» **GOAL**
Report each line of the data that includes the word "this".

» **RECORDS TO USE**
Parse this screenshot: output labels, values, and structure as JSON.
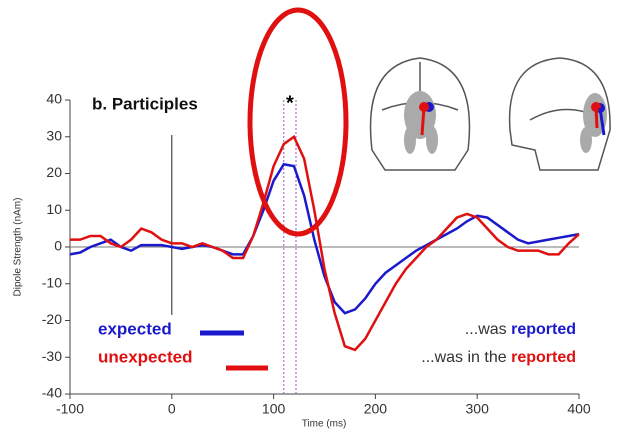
{
  "chart_data": {
    "type": "line",
    "title": "b. Participles",
    "star": "*",
    "xlabel": "Time (ms)",
    "ylabel": "Dipole Strength (nAm)",
    "xlim": [
      -100,
      400
    ],
    "ylim": [
      -40,
      40
    ],
    "xticks": [
      -100,
      0,
      100,
      200,
      300,
      400
    ],
    "yticks": [
      -40,
      -30,
      -20,
      -10,
      0,
      10,
      20,
      30,
      40
    ],
    "markers": [
      110,
      122
    ],
    "x": [
      -100,
      -90,
      -80,
      -70,
      -60,
      -50,
      -40,
      -30,
      -20,
      -10,
      0,
      10,
      20,
      30,
      40,
      50,
      60,
      70,
      80,
      90,
      100,
      110,
      120,
      130,
      140,
      150,
      160,
      170,
      180,
      190,
      200,
      210,
      220,
      230,
      240,
      250,
      260,
      270,
      280,
      290,
      300,
      310,
      320,
      330,
      340,
      350,
      360,
      370,
      380,
      390,
      400
    ],
    "series": [
      {
        "name": "expected",
        "color": "#1a1acc",
        "values": [
          -2,
          -1.5,
          0,
          1,
          2,
          0,
          -1,
          0.5,
          0.5,
          0.5,
          0,
          -0.5,
          0,
          0.5,
          0,
          -1,
          -2,
          -2,
          3,
          10,
          18,
          22.5,
          22,
          14,
          2,
          -8,
          -15,
          -18,
          -17,
          -14,
          -10,
          -7,
          -5,
          -3,
          -1,
          0.5,
          2,
          3.5,
          5,
          7,
          8.5,
          8,
          6,
          4,
          2,
          1,
          1.5,
          2,
          2.5,
          3,
          3.5
        ]
      },
      {
        "name": "unexpected",
        "color": "#e01010",
        "values": [
          2,
          2,
          3,
          3,
          1,
          0,
          2,
          5,
          4,
          2,
          1,
          1,
          0,
          1,
          0,
          -1,
          -3,
          -3,
          3,
          12,
          22,
          28,
          30,
          24,
          10,
          -6,
          -18,
          -27,
          -28,
          -25,
          -20,
          -15,
          -10,
          -6,
          -3,
          0,
          2,
          5,
          8,
          9,
          8,
          5,
          2,
          0,
          -1,
          -1,
          -1,
          -2,
          -2,
          1,
          3.5
        ]
      }
    ],
    "notes": [
      {
        "text": "...was ",
        "highlight": "reported"
      },
      {
        "text": "...was in the ",
        "highlight": "reported"
      }
    ]
  }
}
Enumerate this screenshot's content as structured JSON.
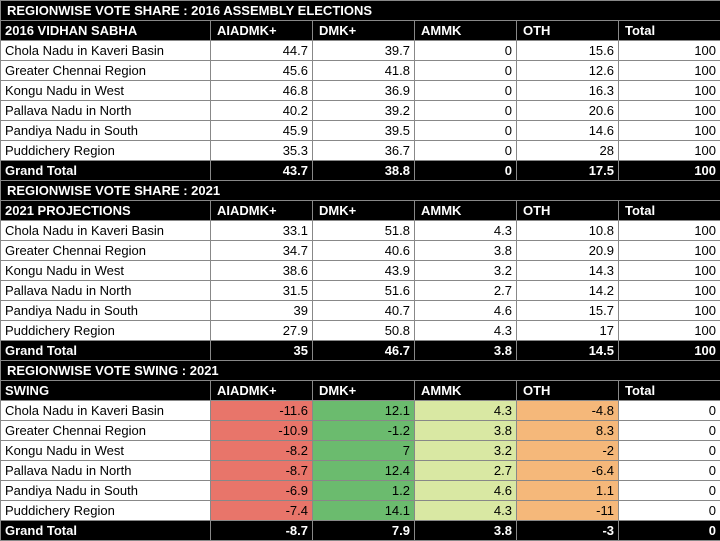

» **FINISHED ANSWER**
Parse this screenshot: output labels, values, and structure as JSON.
Enumerate this screenshot's content as structured JSON.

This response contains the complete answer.